:: Given records ::

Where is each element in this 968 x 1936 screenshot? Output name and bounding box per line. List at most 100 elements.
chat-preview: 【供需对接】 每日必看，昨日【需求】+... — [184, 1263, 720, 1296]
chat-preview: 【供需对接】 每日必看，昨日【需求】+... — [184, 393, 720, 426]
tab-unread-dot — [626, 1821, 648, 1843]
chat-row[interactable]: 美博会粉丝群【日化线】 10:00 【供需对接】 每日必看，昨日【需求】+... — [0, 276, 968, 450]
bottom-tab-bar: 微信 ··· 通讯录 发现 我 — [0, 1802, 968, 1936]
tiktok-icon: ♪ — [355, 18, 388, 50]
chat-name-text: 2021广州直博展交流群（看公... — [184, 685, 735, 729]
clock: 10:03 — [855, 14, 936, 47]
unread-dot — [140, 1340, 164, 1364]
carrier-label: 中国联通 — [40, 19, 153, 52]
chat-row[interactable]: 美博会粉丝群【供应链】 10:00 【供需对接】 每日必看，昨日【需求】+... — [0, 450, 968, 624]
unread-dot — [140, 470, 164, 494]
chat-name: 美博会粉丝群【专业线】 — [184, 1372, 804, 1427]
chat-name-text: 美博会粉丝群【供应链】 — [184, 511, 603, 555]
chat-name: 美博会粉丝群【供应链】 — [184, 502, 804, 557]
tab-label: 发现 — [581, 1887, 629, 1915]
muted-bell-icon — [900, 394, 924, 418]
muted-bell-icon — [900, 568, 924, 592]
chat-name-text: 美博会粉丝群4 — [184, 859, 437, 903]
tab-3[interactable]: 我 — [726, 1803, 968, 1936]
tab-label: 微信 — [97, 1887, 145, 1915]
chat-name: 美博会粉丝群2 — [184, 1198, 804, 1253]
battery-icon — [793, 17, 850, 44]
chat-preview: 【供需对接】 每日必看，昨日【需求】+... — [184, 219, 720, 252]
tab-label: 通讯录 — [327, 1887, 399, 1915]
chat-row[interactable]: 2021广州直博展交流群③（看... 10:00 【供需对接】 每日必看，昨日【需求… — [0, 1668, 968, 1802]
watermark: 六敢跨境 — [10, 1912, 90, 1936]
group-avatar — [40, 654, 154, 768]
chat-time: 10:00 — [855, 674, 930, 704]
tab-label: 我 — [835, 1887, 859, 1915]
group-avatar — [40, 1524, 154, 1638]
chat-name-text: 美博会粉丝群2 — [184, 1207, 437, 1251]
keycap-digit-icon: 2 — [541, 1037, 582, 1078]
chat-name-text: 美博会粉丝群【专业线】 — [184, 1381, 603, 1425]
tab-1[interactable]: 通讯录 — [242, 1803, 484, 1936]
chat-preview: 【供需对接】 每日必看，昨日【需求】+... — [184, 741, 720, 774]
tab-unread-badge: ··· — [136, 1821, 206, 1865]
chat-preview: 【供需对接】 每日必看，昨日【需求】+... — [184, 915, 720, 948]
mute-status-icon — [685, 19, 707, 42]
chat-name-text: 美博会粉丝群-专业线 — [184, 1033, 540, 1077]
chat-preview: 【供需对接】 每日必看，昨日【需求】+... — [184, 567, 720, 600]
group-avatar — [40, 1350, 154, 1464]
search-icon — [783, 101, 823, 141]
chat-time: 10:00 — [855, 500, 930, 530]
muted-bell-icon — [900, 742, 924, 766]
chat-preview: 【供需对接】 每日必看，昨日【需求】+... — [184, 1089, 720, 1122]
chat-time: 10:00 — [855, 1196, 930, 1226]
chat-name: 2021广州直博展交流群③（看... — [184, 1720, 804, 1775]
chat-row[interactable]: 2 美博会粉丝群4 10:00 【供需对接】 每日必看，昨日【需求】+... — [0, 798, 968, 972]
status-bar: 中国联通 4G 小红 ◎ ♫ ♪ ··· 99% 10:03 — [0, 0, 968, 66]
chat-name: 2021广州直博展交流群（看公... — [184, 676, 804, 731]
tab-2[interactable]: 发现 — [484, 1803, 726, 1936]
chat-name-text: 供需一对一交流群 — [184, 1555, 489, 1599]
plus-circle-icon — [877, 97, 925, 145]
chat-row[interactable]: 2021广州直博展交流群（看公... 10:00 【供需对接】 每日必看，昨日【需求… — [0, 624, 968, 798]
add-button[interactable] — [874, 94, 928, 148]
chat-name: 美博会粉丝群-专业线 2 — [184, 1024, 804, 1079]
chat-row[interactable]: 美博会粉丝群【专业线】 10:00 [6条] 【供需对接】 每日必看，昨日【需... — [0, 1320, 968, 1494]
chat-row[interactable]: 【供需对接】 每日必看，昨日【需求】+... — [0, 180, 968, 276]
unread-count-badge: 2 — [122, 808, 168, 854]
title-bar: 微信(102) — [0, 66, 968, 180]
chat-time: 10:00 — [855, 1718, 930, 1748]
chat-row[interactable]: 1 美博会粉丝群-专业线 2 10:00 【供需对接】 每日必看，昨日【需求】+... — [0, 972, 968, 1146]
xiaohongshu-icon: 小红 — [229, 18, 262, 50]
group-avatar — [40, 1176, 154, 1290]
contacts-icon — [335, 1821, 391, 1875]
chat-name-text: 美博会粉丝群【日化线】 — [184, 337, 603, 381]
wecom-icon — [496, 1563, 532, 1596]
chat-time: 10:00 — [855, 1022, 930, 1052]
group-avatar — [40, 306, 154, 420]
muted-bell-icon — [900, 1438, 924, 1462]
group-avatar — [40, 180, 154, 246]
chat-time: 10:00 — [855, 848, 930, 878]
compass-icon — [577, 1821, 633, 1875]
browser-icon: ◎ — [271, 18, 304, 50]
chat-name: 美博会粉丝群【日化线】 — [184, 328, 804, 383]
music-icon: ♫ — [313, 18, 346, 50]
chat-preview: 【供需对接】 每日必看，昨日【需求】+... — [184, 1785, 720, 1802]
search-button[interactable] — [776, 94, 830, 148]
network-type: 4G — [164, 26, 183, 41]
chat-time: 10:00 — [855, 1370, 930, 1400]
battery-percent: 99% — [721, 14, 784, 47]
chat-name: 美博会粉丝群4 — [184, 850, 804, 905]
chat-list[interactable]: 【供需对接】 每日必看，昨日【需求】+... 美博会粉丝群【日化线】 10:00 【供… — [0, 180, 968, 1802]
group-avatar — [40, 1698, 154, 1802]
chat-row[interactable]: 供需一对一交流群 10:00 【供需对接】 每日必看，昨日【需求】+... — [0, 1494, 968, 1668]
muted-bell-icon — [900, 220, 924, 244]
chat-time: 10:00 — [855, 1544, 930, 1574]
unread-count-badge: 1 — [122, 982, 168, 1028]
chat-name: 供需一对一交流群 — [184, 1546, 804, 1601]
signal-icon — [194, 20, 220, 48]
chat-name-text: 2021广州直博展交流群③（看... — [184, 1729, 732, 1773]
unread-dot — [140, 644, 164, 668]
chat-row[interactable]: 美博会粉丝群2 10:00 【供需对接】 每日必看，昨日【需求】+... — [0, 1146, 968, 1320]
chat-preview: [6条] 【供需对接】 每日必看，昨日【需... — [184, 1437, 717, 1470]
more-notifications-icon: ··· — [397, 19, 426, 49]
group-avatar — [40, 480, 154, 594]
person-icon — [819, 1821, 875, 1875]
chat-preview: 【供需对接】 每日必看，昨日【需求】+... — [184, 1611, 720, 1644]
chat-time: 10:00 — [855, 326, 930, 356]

:: Problem ::
Recast every line above as a Markdown table with two columns, Row and Line, giving one numbered row per line and leaving out blank lines.

:: Exercise answer ::
| Row | Line |
|---|---|
| 1 | Where is each element in this 968 x 1936 screenshot? Output name and bounding box per line. List at most 100 elements. |
| 2 | chat-preview: 【供需对接】 每日必看，昨日【需求】+... — [184, 1263, 720, 1296] |
| 3 | chat-preview: 【供需对接】 每日必看，昨日【需求】+... — [184, 393, 720, 426] |
| 4 | tab-unread-dot — [626, 1821, 648, 1843] |
| 5 | chat-row[interactable]: 美博会粉丝群【日化线】 10:00 【供需对接】 每日必看，昨日【需求】+... — [0, 276, 968, 450] |
| 6 | bottom-tab-bar: 微信 ··· 通讯录 发现 我 — [0, 1802, 968, 1936] |
| 7 | tiktok-icon: ♪ — [355, 18, 388, 50] |
| 8 | chat-name-text: 2021广州直博展交流群（看公... — [184, 685, 735, 729] |
| 9 | clock: 10:03 — [855, 14, 936, 47] |
| 10 | unread-dot — [140, 1340, 164, 1364] |
| 11 | carrier-label: 中国联通 — [40, 19, 153, 52] |
| 12 | chat-row[interactable]: 美博会粉丝群【供应链】 10:00 【供需对接】 每日必看，昨日【需求】+... — [0, 450, 968, 624] |
| 13 | unread-dot — [140, 470, 164, 494] |
| 14 | chat-name: 美博会粉丝群【专业线】 — [184, 1372, 804, 1427] |
| 15 | chat-name-text: 美博会粉丝群【供应链】 — [184, 511, 603, 555] |
| 16 | chat-name: 美博会粉丝群【供应链】 — [184, 502, 804, 557] |
| 17 | tab-label: 发现 — [581, 1887, 629, 1915] |
| 18 | muted-bell-icon — [900, 394, 924, 418] |
| 19 | muted-bell-icon — [900, 568, 924, 592] |
| 20 | chat-name-text: 美博会粉丝群4 — [184, 859, 437, 903] |
| 21 | tab-3[interactable]: 我 — [726, 1803, 968, 1936] |
| 22 | tab-label: 微信 — [97, 1887, 145, 1915] |
| 23 | chat-name: 美博会粉丝群2 — [184, 1198, 804, 1253] |
| 24 | battery-icon — [793, 17, 850, 44] |
| 25 | chat-preview: 【供需对接】 每日必看，昨日【需求】+... — [184, 219, 720, 252] |
| 26 | tab-label: 通讯录 — [327, 1887, 399, 1915] |
| 27 | chat-row[interactable]: 2021广州直博展交流群③（看... 10:00 【供需对接】 每日必看，昨日【需求… — [0, 1668, 968, 1802] |
| 28 | watermark: 六敢跨境 — [10, 1912, 90, 1936] |
| 29 | group-avatar — [40, 654, 154, 768] |
| 30 | chat-time: 10:00 — [855, 674, 930, 704] |
| 31 | tab-label: 我 — [835, 1887, 859, 1915] |
| 32 | group-avatar — [40, 1524, 154, 1638] |
| 33 | chat-name-text: 美博会粉丝群2 — [184, 1207, 437, 1251] |
| 34 | keycap-digit-icon: 2 — [541, 1037, 582, 1078] |
| 35 | chat-name-text: 美博会粉丝群【专业线】 — [184, 1381, 603, 1425] |
| 36 | tab-1[interactable]: 通讯录 — [242, 1803, 484, 1936] |
| 37 | chat-preview: 【供需对接】 每日必看，昨日【需求】+... — [184, 741, 720, 774] |
| 38 | tab-unread-badge: ··· — [136, 1821, 206, 1865] |
| 39 | chat-preview: 【供需对接】 每日必看，昨日【需求】+... — [184, 915, 720, 948] |
| 40 | mute-status-icon — [685, 19, 707, 42] |
| 41 | chat-name-text: 美博会粉丝群-专业线 — [184, 1033, 540, 1077] |
| 42 | chat-preview: 【供需对接】 每日必看，昨日【需求】+... — [184, 567, 720, 600] |
| 43 | group-avatar — [40, 1350, 154, 1464] |
| 44 | search-icon — [783, 101, 823, 141] |
| 45 | chat-time: 10:00 — [855, 500, 930, 530] |
| 46 | muted-bell-icon — [900, 742, 924, 766] |
| 47 | chat-preview: 【供需对接】 每日必看，昨日【需求】+... — [184, 1089, 720, 1122] |
| 48 | chat-time: 10:00 — [855, 1196, 930, 1226] |
| 49 | chat-name: 2021广州直博展交流群③（看... — [184, 1720, 804, 1775] |
| 50 | chat-row[interactable]: 2 美博会粉丝群4 10:00 【供需对接】 每日必看，昨日【需求】+... — [0, 798, 968, 972] |
| 51 | status-bar: 中国联通 4G 小红 ◎ ♫ ♪ ··· 99% 10:03 — [0, 0, 968, 66] |
| 52 | chat-name: 2021广州直博展交流群（看公... — [184, 676, 804, 731] |
| 53 | tab-2[interactable]: 发现 — [484, 1803, 726, 1936] |
| 54 | chat-name-text: 供需一对一交流群 — [184, 1555, 489, 1599] |
| 55 | plus-circle-icon — [877, 97, 925, 145] |
| 56 | chat-row[interactable]: 2021广州直博展交流群（看公... 10:00 【供需对接】 每日必看，昨日【需求… — [0, 624, 968, 798] |
| 57 | add-button[interactable] — [874, 94, 928, 148] |
| 58 | chat-name: 美博会粉丝群-专业线 2 — [184, 1024, 804, 1079] |
| 59 | chat-row[interactable]: 美博会粉丝群【专业线】 10:00 [6条] 【供需对接】 每日必看，昨日【需... — [0, 1320, 968, 1494] |
| 60 | chat-row[interactable]: 【供需对接】 每日必看，昨日【需求】+... — [0, 180, 968, 276] |
| 61 | unread-count-badge: 2 — [122, 808, 168, 854] |
| 62 | title-bar: 微信(102) — [0, 66, 968, 180] |
| 63 | chat-time: 10:00 — [855, 1718, 930, 1748] |
| 64 | chat-row[interactable]: 1 美博会粉丝群-专业线 2 10:00 【供需对接】 每日必看，昨日【需求】+... — [0, 972, 968, 1146] |
| 65 | xiaohongshu-icon: 小红 — [229, 18, 262, 50] |
| 66 | group-avatar — [40, 1176, 154, 1290] |
| 67 | contacts-icon — [335, 1821, 391, 1875] |
| 68 | chat-name-text: 美博会粉丝群【日化线】 — [184, 337, 603, 381] |
| 69 | wecom-icon — [496, 1563, 532, 1596] |
| 70 | chat-time: 10:00 — [855, 1022, 930, 1052] |
| 71 | group-avatar — [40, 306, 154, 420] |
| 72 | muted-bell-icon — [900, 1438, 924, 1462] |
| 73 | group-avatar — [40, 180, 154, 246] |
| 74 | chat-time: 10:00 — [855, 848, 930, 878] |
| 75 | compass-icon — [577, 1821, 633, 1875] |
| 76 | browser-icon: ◎ — [271, 18, 304, 50] |
| 77 | chat-name: 美博会粉丝群【日化线】 — [184, 328, 804, 383] |
| 78 | music-icon: ♫ — [313, 18, 346, 50] |
| 79 | chat-preview: 【供需对接】 每日必看，昨日【需求】+... — [184, 1785, 720, 1802] |
| 80 | search-button[interactable] — [776, 94, 830, 148] |
| 81 | network-type: 4G — [164, 26, 183, 41] |
| 82 | chat-time: 10:00 — [855, 1370, 930, 1400] |
| 83 | battery-percent: 99% — [721, 14, 784, 47] |
| 84 | chat-name: 美博会粉丝群4 — [184, 850, 804, 905] |
| 85 | chat-list[interactable]: 【供需对接】 每日必看，昨日【需求】+... 美博会粉丝群【日化线】 10:00 【供… — [0, 180, 968, 1802] |
| 86 | group-avatar — [40, 1698, 154, 1802] |
| 87 | chat-row[interactable]: 供需一对一交流群 10:00 【供需对接】 每日必看，昨日【需求】+... — [0, 1494, 968, 1668] |
| 88 | muted-bell-icon — [900, 220, 924, 244] |
| 89 | chat-time: 10:00 — [855, 1544, 930, 1574] |
| 90 | unread-count-badge: 1 — [122, 982, 168, 1028] |
| 91 | chat-name: 供需一对一交流群 — [184, 1546, 804, 1601] |
| 92 | signal-icon — [194, 20, 220, 48] |
| 93 | chat-name-text: 2021广州直博展交流群③（看... — [184, 1729, 732, 1773] |
| 94 | unread-dot — [140, 644, 164, 668] |
| 95 | chat-row[interactable]: 美博会粉丝群2 10:00 【供需对接】 每日必看，昨日【需求】+... — [0, 1146, 968, 1320] |
| 96 | chat-preview: [6条] 【供需对接】 每日必看，昨日【需... — [184, 1437, 717, 1470] |
| 97 | more-notifications-icon: ··· — [397, 19, 426, 49] |
| 98 | group-avatar — [40, 480, 154, 594] |
| 99 | person-icon — [819, 1821, 875, 1875] |
| 100 | chat-preview: 【供需对接】 每日必看，昨日【需求】+... — [184, 1611, 720, 1644] |
| 101 | chat-time: 10:00 — [855, 326, 930, 356] |